**WORK TO COMPLETE:**
- 1) In the forum thread about the 2Wire 1701 HG Gateway, what does johnwill first suggest the poster get instead?
- 2) Write the next part of the forum thread about using the 2Wire 1701 HG Gateway with Verizon DSL, picking up from its final line.

══ TEXT PROVIDED ══

# 2 Wire 1701 HG Gateway dsl modem



## fordbeacon (Apr 16, 2007)

Hi,
i am using a Verizon DSL Broadband Internet connection, The modem does not support wireless connectivity. I am going to get a 2Wire 1701 HG Gateway (Built-in wireless modem & Router) which is normally used by AT&T Broadband connection.
My question is)-
Does it support for Verizon Service? and what kind of additional configuration i have to do on my new Device?

expecting help from any expert,
Thanks


----------



## johnwill (Sep 26, 2002)

You can also just get a WAP or even a wireless router and connect it that way. That eliminates the concern about compatibility with Verizon's DSL.


----------



## fordbeacon (Apr 16, 2007)

johnwill said:


> You can also just get a WAP or even a wireless router and connect it that way. That eliminates the concern about compatibility with Verizon's DSL.


Well...I understood.. 

But the reason to change the existing verizon modem(westell model B-90 210015-04 wirespeed) is, it does not assign an ip address, insted they have just connected through USB and connected the internet.
Also tell me how to go to the configuration page in my westell modem..

Thanks with regards,


----------



## johnwill (Sep 26, 2002)

Does this modem have an Ethernet Interface? I believe this is a modem only, and would connect directly to a standard broadband router. The number is a proprietary model number for Verizon.

FYI, even connected through the USB interface, you still have an IP address. :smile:


----------



## fordbeacon (Apr 16, 2007)

johnwill said:


> Does this modem have an Ethernet Interface? I believe this is a modem only, and would connect directly to a standard broadband router. The number is a proprietary model number for Verizon.
> 
> FYI, even connected through the USB interface, you still have an IP address. :smile:[/QUOTE
> 
> ...


----------



## johnwill (Sep 26, 2002)

═══
══ RECORDS ══

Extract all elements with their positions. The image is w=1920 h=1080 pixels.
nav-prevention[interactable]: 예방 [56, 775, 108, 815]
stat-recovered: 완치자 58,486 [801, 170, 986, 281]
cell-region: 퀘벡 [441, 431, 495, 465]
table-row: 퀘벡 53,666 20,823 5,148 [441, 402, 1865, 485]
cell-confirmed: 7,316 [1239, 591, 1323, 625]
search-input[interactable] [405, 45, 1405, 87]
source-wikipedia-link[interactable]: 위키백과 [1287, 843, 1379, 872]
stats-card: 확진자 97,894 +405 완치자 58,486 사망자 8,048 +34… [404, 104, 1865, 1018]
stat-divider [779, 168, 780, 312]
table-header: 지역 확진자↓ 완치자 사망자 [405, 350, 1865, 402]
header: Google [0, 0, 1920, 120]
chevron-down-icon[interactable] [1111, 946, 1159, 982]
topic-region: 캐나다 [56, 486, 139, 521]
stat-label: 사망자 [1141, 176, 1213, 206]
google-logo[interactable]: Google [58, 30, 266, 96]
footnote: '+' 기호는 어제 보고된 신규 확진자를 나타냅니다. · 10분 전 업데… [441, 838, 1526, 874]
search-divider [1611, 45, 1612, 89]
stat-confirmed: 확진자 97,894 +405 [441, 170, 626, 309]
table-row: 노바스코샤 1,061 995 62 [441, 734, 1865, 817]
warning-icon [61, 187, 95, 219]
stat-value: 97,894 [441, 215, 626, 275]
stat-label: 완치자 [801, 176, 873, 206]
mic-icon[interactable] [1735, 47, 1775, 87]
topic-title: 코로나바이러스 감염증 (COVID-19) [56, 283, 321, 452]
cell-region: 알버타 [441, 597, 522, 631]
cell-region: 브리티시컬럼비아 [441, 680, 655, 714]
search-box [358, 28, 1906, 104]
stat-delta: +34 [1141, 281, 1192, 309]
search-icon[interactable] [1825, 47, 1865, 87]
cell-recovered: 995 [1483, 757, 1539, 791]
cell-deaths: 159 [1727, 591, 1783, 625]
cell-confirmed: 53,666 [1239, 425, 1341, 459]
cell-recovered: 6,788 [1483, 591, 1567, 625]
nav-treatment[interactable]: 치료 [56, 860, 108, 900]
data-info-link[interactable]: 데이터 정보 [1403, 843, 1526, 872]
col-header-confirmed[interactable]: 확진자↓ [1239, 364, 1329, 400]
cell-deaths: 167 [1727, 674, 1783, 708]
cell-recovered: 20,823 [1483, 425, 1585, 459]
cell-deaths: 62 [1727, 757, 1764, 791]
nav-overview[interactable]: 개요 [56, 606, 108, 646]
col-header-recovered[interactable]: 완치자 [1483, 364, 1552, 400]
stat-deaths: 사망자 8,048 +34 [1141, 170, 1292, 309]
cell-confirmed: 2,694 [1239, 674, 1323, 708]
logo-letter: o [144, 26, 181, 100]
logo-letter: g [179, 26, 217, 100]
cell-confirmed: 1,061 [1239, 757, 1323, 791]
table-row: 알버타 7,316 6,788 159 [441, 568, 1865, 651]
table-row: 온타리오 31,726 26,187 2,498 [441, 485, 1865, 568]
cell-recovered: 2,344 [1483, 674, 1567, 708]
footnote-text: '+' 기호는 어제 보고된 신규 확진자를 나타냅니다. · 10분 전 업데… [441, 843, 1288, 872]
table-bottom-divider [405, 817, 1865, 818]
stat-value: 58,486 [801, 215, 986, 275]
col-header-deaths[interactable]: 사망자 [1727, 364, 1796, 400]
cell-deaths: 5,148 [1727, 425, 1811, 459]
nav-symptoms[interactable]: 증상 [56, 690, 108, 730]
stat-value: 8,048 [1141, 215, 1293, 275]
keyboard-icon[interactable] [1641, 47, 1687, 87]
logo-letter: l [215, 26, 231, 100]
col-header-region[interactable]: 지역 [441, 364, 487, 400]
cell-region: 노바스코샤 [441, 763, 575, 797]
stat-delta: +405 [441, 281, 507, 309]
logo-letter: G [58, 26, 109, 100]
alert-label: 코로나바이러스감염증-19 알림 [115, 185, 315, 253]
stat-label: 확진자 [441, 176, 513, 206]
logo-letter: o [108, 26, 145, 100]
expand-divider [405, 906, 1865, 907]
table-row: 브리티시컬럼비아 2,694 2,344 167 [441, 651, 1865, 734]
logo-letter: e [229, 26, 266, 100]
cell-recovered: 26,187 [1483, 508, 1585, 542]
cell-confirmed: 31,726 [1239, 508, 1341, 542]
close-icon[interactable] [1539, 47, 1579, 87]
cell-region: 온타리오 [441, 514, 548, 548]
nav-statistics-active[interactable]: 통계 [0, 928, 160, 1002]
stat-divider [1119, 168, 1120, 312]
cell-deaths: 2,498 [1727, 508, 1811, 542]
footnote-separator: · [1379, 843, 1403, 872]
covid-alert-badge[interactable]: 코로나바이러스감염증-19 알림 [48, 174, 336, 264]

═══

**ANSWERS FOR THIS EXERCISE:**
- 1) A WAP or a wireless router, connected to the existing setup.

- 2)
You need to power cycle the modem when you change from the USB to the Ethernet port.

What is the exact make/model of the Verizon modem?


----------



## fordbeacon (Apr 16, 2007)

hi,
Thank you for your help....The verizon modem model is--- "westell " model B-90 210015-04 wirespeed"
Regards,


----------



## johnwill (Sep 26, 2002)

Here's the download page for that modem, apparently it's a modem/router. http://www.dsldepot.com/dslmodem.asp?modem=6

Did cycling power fix the issue? Let's see this when you have a good connection, either USB or Ethernet:

Start, Run, CMD to open a command prompt:

Type the following command:

*IPCONFIG /ALL*

Right click in the command window and choose *Select All*, then hit *Enter*.
Paste the results in a message here.


----------



## cmunn (Apr 1, 2007)

at the place i work we sell and support the 2wire 1700 and 2700 series mdm. they come with wireless enabled and WEP is turned on by default. You can find the wep key printed on the bar code on the bottom of the 2wire. These gateways automatically configure for the type of connection you have. you can set them up for pppoe, static, or dhcp... depending on your isp setup. 

Just to let you know every time i get a call about a 1700 2wire it is normally fried modem.... the 2700 series is 100 times better.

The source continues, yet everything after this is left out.